◆ WHAT IS EXPECTED ◆
How many lines in the data below contain the string "valve"? Reply with the number alone.

== DATASET

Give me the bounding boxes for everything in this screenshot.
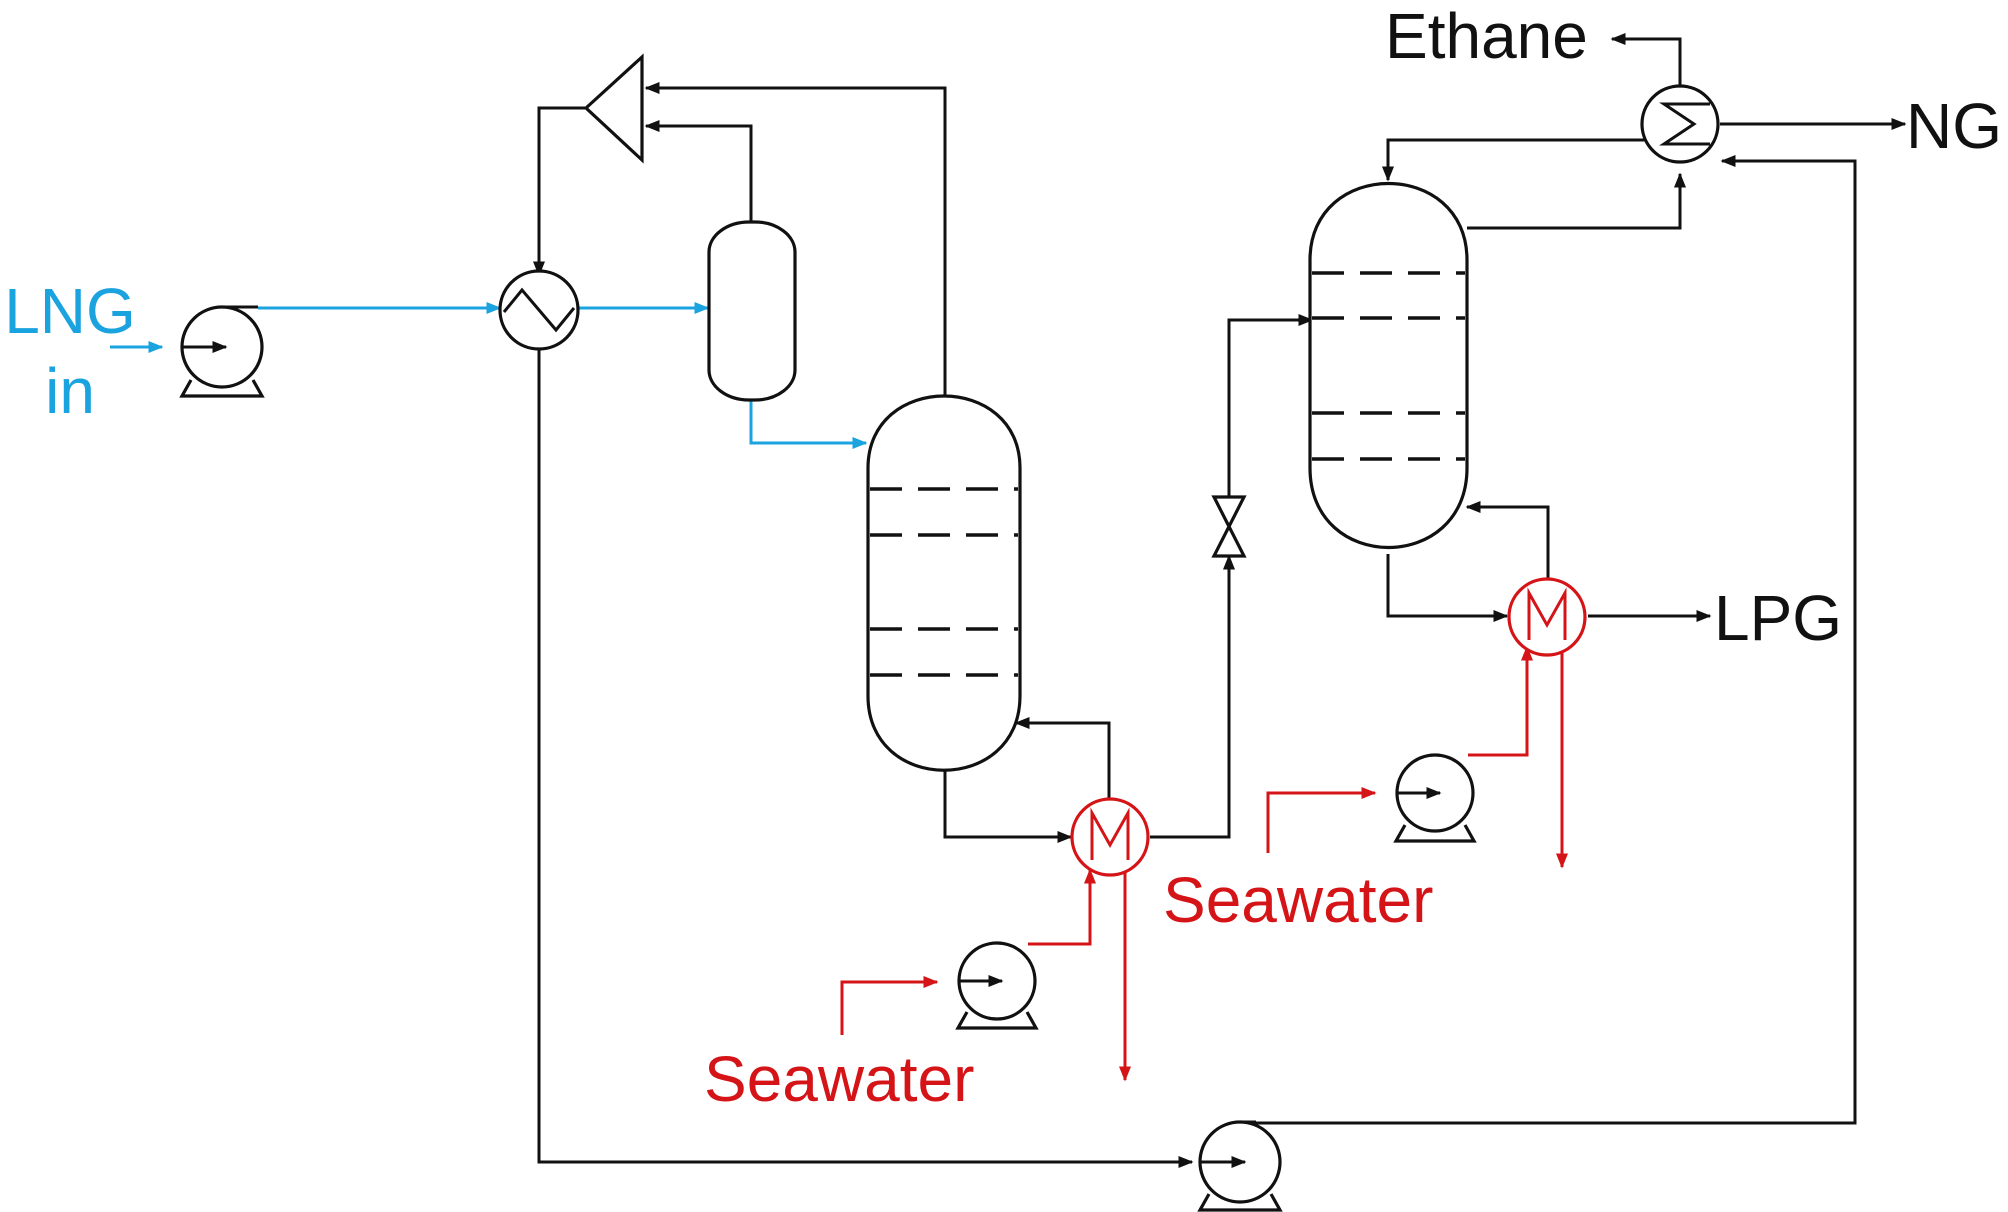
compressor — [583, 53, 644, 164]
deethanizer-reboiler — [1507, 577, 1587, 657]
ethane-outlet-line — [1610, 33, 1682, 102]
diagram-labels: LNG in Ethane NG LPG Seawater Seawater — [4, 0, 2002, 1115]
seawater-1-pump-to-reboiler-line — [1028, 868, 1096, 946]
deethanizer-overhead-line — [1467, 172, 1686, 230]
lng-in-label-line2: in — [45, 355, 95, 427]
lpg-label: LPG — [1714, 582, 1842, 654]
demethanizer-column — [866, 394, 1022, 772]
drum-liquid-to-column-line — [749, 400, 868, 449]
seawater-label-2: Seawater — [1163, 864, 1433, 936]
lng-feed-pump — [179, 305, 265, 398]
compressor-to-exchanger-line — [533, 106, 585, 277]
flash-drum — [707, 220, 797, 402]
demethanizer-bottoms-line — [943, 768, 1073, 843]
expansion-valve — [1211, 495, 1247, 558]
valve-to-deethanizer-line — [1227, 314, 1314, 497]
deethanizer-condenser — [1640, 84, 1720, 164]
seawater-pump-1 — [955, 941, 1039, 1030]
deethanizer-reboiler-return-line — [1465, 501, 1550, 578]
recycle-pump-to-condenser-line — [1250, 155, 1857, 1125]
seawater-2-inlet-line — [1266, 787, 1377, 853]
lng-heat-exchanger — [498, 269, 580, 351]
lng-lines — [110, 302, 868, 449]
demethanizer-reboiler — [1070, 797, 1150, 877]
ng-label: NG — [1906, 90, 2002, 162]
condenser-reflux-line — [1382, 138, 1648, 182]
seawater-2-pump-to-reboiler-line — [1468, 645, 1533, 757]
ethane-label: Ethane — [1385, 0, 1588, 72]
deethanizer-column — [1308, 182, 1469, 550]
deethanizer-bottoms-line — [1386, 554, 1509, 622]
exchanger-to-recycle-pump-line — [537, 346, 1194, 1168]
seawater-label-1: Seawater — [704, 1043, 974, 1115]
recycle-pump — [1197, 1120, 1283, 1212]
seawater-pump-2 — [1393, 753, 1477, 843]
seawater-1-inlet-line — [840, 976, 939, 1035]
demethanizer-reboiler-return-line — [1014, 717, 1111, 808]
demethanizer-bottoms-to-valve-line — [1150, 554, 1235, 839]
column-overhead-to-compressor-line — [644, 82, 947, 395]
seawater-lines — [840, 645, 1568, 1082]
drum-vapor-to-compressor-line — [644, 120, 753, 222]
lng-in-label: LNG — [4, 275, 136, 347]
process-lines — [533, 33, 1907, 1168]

====

◆ RESPONSE TO THE EXERCISE ◆
3